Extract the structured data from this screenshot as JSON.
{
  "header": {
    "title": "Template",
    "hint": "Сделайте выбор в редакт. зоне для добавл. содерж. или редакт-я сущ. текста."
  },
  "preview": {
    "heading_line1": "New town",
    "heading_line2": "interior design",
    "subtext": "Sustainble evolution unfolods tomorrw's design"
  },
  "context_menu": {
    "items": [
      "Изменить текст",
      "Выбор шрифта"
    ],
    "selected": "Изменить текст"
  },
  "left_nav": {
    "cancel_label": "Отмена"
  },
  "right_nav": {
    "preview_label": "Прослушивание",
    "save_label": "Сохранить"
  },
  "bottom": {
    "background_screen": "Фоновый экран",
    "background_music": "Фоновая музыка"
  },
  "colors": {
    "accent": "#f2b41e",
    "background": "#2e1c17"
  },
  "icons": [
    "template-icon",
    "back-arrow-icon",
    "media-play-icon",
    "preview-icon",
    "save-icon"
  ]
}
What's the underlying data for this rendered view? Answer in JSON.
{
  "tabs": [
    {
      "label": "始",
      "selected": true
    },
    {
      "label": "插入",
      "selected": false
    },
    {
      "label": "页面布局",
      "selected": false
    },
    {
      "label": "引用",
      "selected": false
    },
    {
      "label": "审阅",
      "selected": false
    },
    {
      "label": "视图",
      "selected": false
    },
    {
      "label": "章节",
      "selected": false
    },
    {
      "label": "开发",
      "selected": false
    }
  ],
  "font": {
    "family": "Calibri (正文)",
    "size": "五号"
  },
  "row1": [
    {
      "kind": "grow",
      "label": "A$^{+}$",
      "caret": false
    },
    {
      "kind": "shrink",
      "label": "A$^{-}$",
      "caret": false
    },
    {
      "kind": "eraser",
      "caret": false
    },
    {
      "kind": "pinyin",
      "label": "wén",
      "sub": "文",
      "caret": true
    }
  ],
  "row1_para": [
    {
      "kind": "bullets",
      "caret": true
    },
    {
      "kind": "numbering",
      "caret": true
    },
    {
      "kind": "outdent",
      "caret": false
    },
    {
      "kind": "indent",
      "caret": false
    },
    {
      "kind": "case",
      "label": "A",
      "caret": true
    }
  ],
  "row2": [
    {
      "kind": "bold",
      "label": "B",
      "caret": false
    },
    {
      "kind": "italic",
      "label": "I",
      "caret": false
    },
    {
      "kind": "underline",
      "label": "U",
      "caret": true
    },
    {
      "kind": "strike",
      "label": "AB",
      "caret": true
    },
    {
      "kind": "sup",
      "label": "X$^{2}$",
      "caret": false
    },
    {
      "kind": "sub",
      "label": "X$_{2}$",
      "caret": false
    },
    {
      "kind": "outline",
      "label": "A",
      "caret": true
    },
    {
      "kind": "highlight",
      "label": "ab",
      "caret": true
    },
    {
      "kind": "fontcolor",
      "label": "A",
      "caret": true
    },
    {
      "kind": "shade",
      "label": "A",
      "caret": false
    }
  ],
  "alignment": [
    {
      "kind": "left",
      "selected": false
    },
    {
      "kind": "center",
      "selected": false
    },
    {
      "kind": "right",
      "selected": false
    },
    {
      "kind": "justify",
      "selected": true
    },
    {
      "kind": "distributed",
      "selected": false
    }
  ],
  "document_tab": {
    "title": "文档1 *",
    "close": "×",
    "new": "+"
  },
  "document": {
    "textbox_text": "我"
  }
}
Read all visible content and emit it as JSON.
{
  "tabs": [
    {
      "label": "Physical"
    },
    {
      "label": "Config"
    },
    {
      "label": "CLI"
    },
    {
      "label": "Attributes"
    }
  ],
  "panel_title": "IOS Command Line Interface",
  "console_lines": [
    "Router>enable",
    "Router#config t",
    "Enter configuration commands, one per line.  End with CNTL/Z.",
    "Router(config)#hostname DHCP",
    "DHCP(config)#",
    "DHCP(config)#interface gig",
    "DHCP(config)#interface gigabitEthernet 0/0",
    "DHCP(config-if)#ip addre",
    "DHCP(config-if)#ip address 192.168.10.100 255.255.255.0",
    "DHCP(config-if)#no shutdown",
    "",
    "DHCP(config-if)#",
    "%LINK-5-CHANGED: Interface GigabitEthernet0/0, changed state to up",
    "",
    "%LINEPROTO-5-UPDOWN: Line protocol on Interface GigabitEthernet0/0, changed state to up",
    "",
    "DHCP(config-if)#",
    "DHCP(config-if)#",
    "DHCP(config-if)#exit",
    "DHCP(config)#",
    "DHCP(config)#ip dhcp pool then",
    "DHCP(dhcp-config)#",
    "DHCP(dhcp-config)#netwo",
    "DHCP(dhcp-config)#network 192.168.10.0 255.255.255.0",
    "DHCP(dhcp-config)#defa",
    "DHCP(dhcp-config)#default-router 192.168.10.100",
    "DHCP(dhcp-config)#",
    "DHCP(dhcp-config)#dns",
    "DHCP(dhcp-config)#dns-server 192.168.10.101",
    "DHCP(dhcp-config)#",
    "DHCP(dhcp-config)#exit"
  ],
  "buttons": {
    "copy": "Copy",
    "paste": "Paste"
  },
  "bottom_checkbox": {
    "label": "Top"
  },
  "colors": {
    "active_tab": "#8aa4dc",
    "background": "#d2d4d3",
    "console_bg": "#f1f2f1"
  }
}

--- --- ---

DIRECTIVE: Filter the data for the string "Изменить" and copy every line that has it.

THE RESULT:
      "Изменить текст",
    "selected": "Изменить текст"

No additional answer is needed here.